DIRECTION
Write the data out again exactly, with no pictures.

MATERIAL PROVIDED
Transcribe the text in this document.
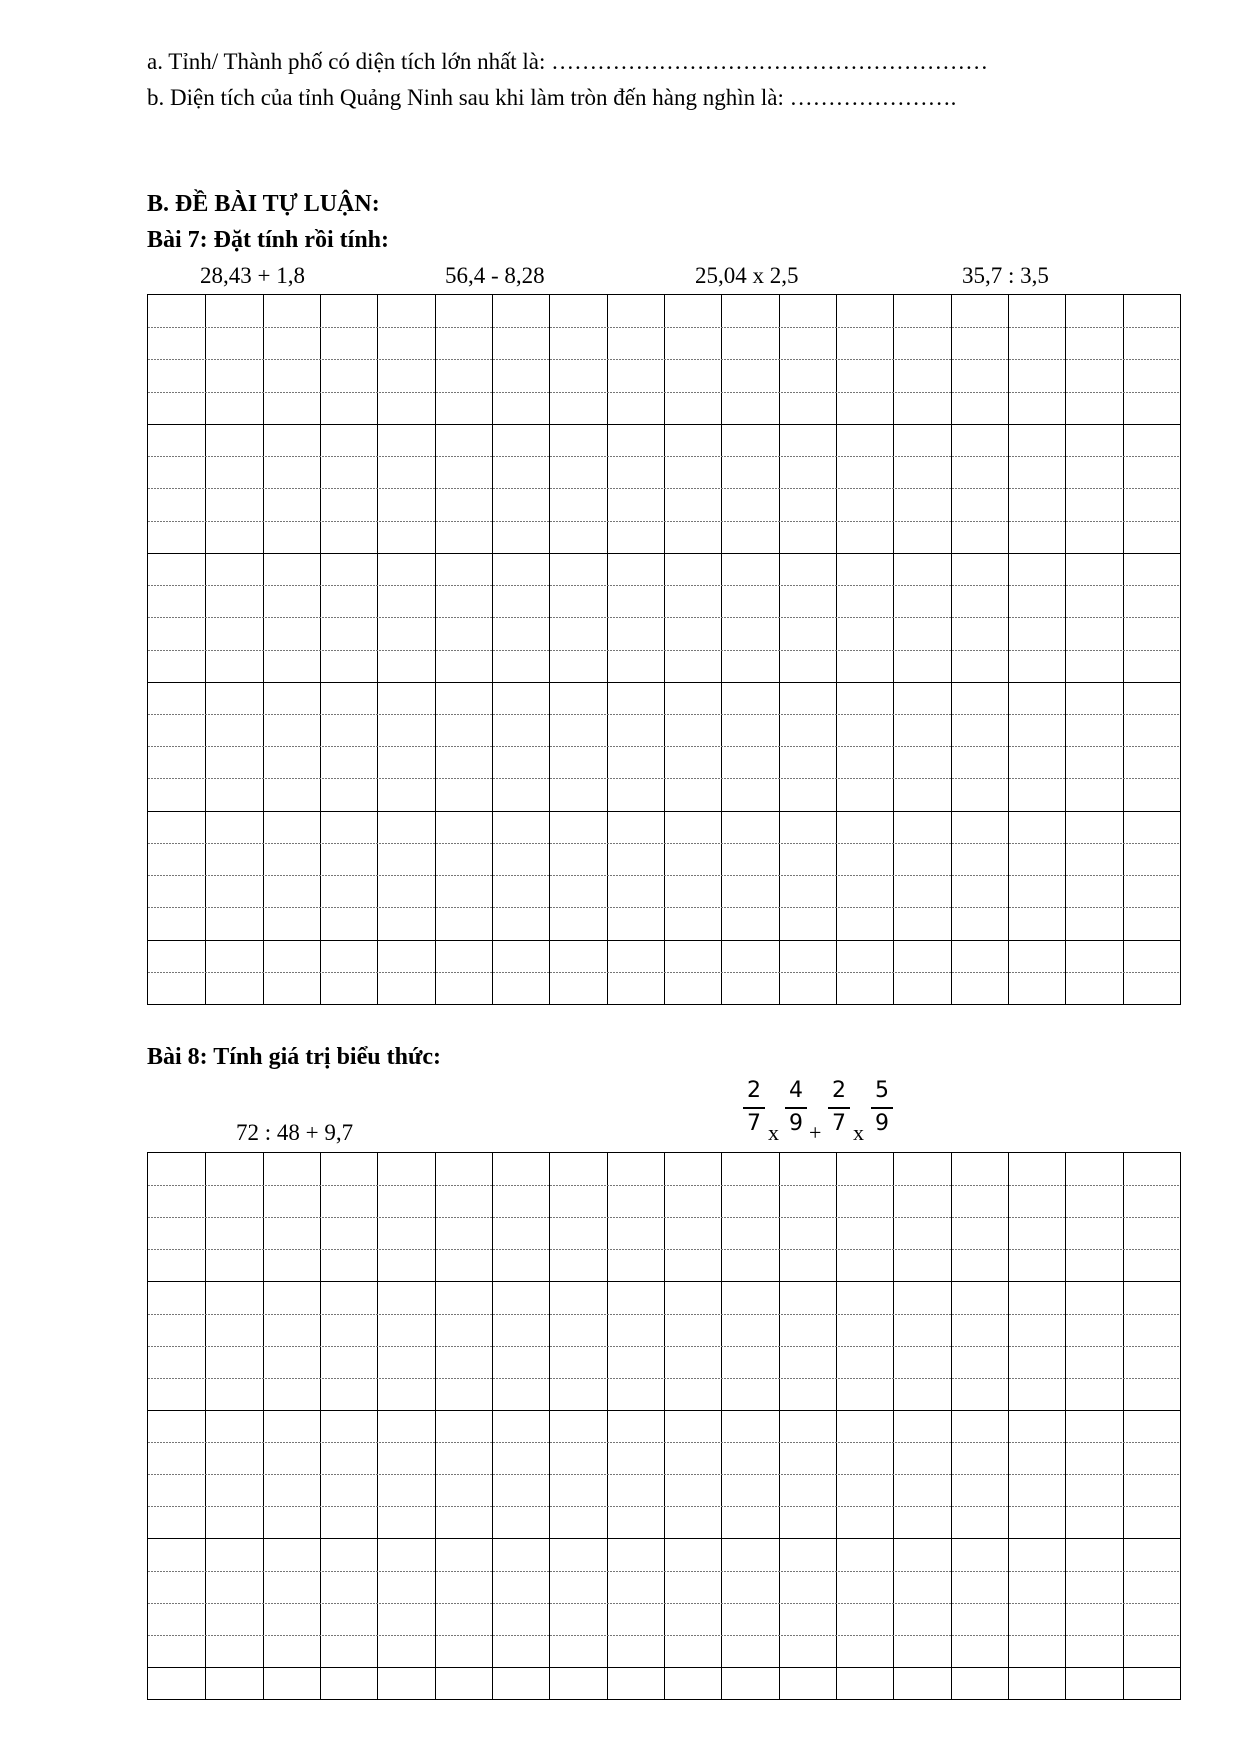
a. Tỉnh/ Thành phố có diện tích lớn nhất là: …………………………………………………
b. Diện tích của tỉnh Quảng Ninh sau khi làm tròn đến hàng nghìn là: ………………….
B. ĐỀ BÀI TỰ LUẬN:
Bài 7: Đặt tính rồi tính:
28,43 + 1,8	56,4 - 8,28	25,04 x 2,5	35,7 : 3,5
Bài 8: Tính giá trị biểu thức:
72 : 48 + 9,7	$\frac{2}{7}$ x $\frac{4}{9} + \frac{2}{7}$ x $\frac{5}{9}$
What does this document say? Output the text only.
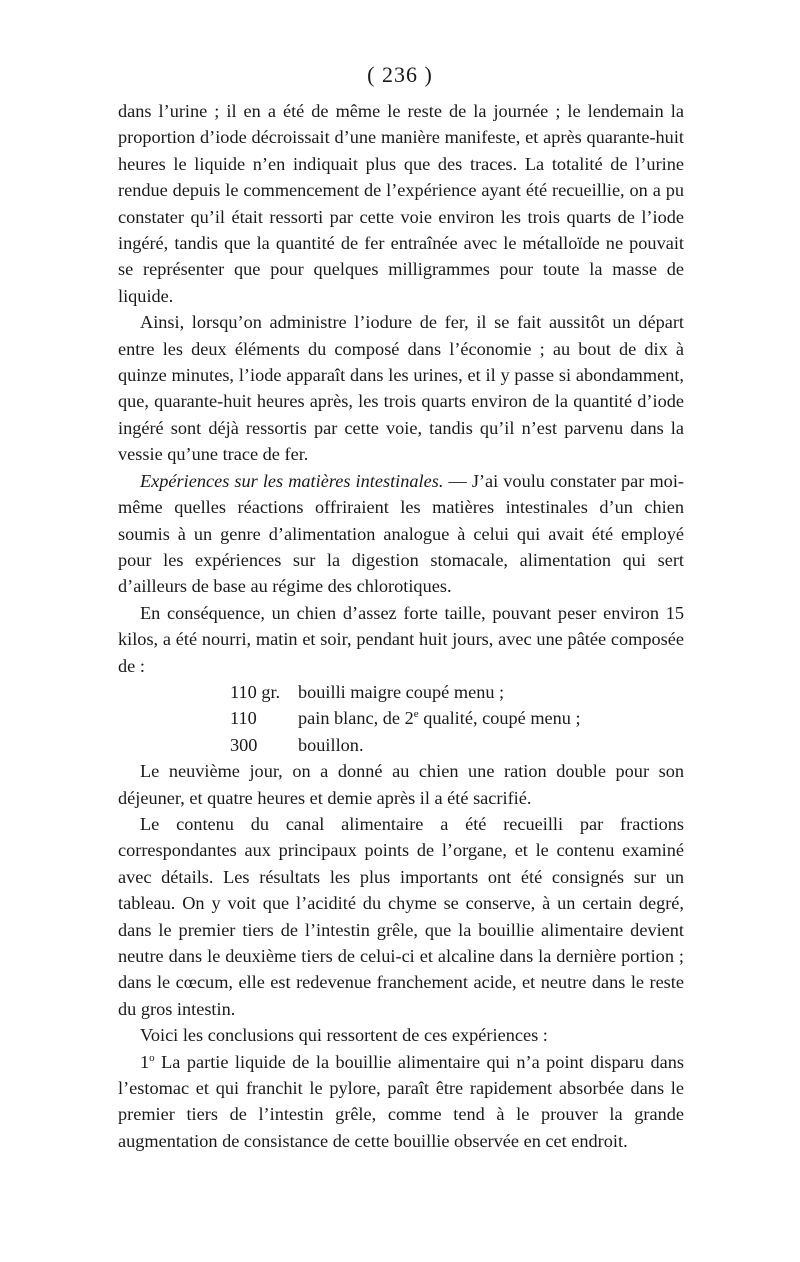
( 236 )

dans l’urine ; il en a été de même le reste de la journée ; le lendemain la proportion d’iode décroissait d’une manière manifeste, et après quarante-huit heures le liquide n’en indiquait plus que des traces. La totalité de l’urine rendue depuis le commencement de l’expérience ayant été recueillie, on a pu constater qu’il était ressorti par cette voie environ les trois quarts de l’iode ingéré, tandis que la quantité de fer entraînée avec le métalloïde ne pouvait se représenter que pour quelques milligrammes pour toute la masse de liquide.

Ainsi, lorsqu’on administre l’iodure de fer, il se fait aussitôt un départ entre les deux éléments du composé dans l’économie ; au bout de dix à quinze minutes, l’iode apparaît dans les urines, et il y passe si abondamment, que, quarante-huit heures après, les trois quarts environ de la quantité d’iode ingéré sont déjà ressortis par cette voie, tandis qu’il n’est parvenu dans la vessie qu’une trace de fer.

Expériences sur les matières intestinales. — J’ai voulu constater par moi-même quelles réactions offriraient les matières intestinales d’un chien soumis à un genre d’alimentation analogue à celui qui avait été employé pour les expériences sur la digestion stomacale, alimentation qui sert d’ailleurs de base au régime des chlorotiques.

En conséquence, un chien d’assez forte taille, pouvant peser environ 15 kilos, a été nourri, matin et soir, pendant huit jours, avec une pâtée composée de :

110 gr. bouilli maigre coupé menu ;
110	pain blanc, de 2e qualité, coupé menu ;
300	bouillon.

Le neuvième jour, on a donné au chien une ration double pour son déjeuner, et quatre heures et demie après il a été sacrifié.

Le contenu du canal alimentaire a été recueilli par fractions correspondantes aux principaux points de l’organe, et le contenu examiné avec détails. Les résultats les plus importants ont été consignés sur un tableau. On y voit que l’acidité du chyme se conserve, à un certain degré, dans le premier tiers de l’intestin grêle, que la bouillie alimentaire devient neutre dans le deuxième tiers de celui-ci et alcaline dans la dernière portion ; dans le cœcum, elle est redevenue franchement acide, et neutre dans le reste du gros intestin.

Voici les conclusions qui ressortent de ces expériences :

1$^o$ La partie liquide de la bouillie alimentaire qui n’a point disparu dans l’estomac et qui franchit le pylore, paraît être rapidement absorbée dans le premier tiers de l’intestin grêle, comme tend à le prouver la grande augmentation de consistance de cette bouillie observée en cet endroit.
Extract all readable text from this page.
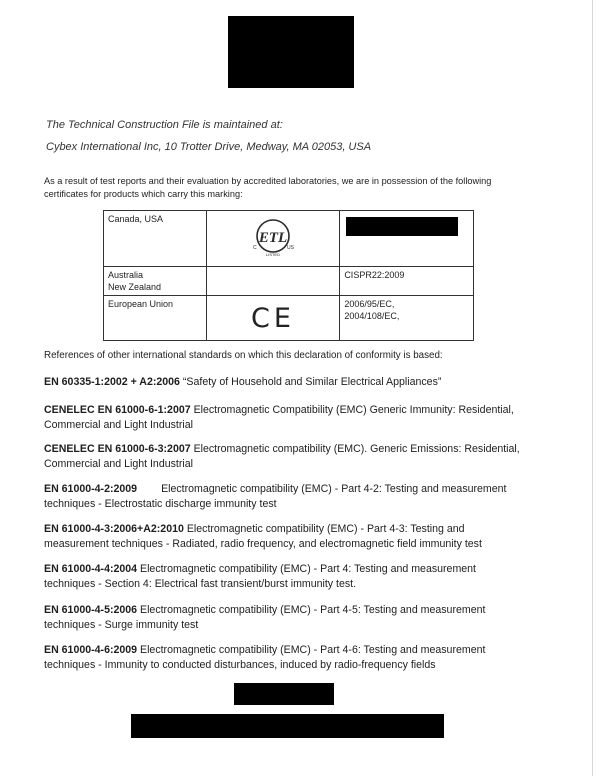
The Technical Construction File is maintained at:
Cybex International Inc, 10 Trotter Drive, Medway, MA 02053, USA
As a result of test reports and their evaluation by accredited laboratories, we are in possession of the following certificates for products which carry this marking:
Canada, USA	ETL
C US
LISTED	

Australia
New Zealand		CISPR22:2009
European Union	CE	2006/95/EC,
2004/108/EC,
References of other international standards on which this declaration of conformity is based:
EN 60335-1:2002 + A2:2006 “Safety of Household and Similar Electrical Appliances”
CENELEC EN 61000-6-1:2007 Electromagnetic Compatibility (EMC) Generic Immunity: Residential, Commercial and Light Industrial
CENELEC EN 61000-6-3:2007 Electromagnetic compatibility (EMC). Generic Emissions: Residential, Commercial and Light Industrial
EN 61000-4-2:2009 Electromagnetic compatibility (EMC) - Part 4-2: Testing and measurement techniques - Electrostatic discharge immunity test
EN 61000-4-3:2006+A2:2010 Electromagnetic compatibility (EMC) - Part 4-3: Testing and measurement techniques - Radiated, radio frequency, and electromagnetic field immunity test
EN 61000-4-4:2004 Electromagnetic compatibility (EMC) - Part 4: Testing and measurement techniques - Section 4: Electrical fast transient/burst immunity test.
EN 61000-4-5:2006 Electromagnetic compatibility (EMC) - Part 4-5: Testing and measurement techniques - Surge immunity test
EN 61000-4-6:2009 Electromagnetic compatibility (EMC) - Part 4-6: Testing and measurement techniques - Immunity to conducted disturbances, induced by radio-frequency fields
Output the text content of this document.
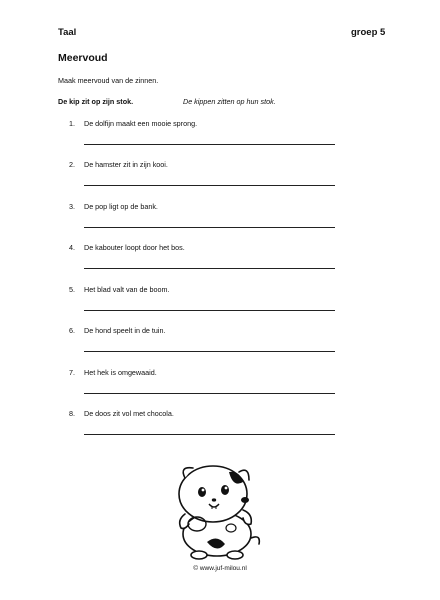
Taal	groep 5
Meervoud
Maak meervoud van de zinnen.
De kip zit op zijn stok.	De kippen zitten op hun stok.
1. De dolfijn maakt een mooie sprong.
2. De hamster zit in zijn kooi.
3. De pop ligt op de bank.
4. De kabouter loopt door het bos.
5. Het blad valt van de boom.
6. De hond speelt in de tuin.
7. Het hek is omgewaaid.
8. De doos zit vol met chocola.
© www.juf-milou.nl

FINAL ANSWER
Transcribe the text in this document.
a. Tỉnh/ Thành phố có diện tích lớn nhất là: …………………………………………………
b. Diện tích của tỉnh Quảng Ninh sau khi làm tròn đến hàng nghìn là: ………………….
B. ĐỀ BÀI TỰ LUẬN:
Bài 7: Đặt tính rồi tính:
28,43 + 1,8	56,4 - 8,28	25,04 x 2,5	35,7 : 3,5
Bài 8: Tính giá trị biểu thức:
72 : 48 + 9,7	$\frac{2}{7}$ x $\frac{4}{9} + \frac{2}{7}$ x $\frac{5}{9}$
What does this document say? Output the text only.
( 236 )

dans l’urine ; il en a été de même le reste de la journée ; le lendemain la proportion d’iode décroissait d’une manière manifeste, et après quarante-huit heures le liquide n’en indiquait plus que des traces. La totalité de l’urine rendue depuis le commencement de l’expérience ayant été recueillie, on a pu constater qu’il était ressorti par cette voie environ les trois quarts de l’iode ingéré, tandis que la quantité de fer entraînée avec le métalloïde ne pouvait se représenter que pour quelques milligrammes pour toute la masse de liquide.

Ainsi, lorsqu’on administre l’iodure de fer, il se fait aussitôt un départ entre les deux éléments du composé dans l’économie ; au bout de dix à quinze minutes, l’iode apparaît dans les urines, et il y passe si abondamment, que, quarante-huit heures après, les trois quarts environ de la quantité d’iode ingéré sont déjà ressortis par cette voie, tandis qu’il n’est parvenu dans la vessie qu’une trace de fer.

Expériences sur les matières intestinales. — J’ai voulu constater par moi-même quelles réactions offriraient les matières intestinales d’un chien soumis à un genre d’alimentation analogue à celui qui avait été employé pour les expériences sur la digestion stomacale, alimentation qui sert d’ailleurs de base au régime des chlorotiques.

En conséquence, un chien d’assez forte taille, pouvant peser environ 15 kilos, a été nourri, matin et soir, pendant huit jours, avec une pâtée composée de :

110 gr. bouilli maigre coupé menu ;
110	pain blanc, de 2e qualité, coupé menu ;
300	bouillon.

Le neuvième jour, on a donné au chien une ration double pour son déjeuner, et quatre heures et demie après il a été sacrifié.

Le contenu du canal alimentaire a été recueilli par fractions correspondantes aux principaux points de l’organe, et le contenu examiné avec détails. Les résultats les plus importants ont été consignés sur un tableau. On y voit que l’acidité du chyme se conserve, à un certain degré, dans le premier tiers de l’intestin grêle, que la bouillie alimentaire devient neutre dans le deuxième tiers de celui-ci et alcaline dans la dernière portion ; dans le cœcum, elle est redevenue franchement acide, et neutre dans le reste du gros intestin.

Voici les conclusions qui ressortent de ces expériences :

1$^o$ La partie liquide de la bouillie alimentaire qui n’a point disparu dans l’estomac et qui franchit le pylore, paraît être rapidement absorbée dans le premier tiers de l’intestin grêle, comme tend à le prouver la grande augmentation de consistance de cette bouillie observée en cet endroit.
Extract all readable text from this page.
The Technical Construction File is maintained at:
Cybex International Inc, 10 Trotter Drive, Medway, MA 02053, USA
As a result of test reports and their evaluation by accredited laboratories, we are in possession of the following certificates for products which carry this marking:
Canada, USA	ETL
C US
LISTED	

Australia
New Zealand		CISPR22:2009
European Union	CE	2006/95/EC,
2004/108/EC,
References of other international standards on which this declaration of conformity is based:
EN 60335-1:2002 + A2:2006 “Safety of Household and Similar Electrical Appliances”
CENELEC EN 61000-6-1:2007 Electromagnetic Compatibility (EMC) Generic Immunity: Residential, Commercial and Light Industrial
CENELEC EN 61000-6-3:2007 Electromagnetic compatibility (EMC). Generic Emissions: Residential, Commercial and Light Industrial
EN 61000-4-2:2009 Electromagnetic compatibility (EMC) - Part 4-2: Testing and measurement techniques - Electrostatic discharge immunity test
EN 61000-4-3:2006+A2:2010 Electromagnetic compatibility (EMC) - Part 4-3: Testing and measurement techniques - Radiated, radio frequency, and electromagnetic field immunity test
EN 61000-4-4:2004 Electromagnetic compatibility (EMC) - Part 4: Testing and measurement techniques - Section 4: Electrical fast transient/burst immunity test.
EN 61000-4-5:2006 Electromagnetic compatibility (EMC) - Part 4-5: Testing and measurement techniques - Surge immunity test
EN 61000-4-6:2009 Electromagnetic compatibility (EMC) - Part 4-6: Testing and measurement techniques - Immunity to conducted disturbances, induced by radio-frequency fields
Output the text content of this document.
Taal	groep 5
Meervoud
Maak meervoud van de zinnen.
De kip zit op zijn stok.	De kippen zitten op hun stok.
1. De dolfijn maakt een mooie sprong.
2. De hamster zit in zijn kooi.
3. De pop ligt op de bank.
4. De kabouter loopt door het bos.
5. Het blad valt van de boom.
6. De hond speelt in de tuin.
7. Het hek is omgewaaid.
8. De doos zit vol met chocola.
© www.juf-milou.nl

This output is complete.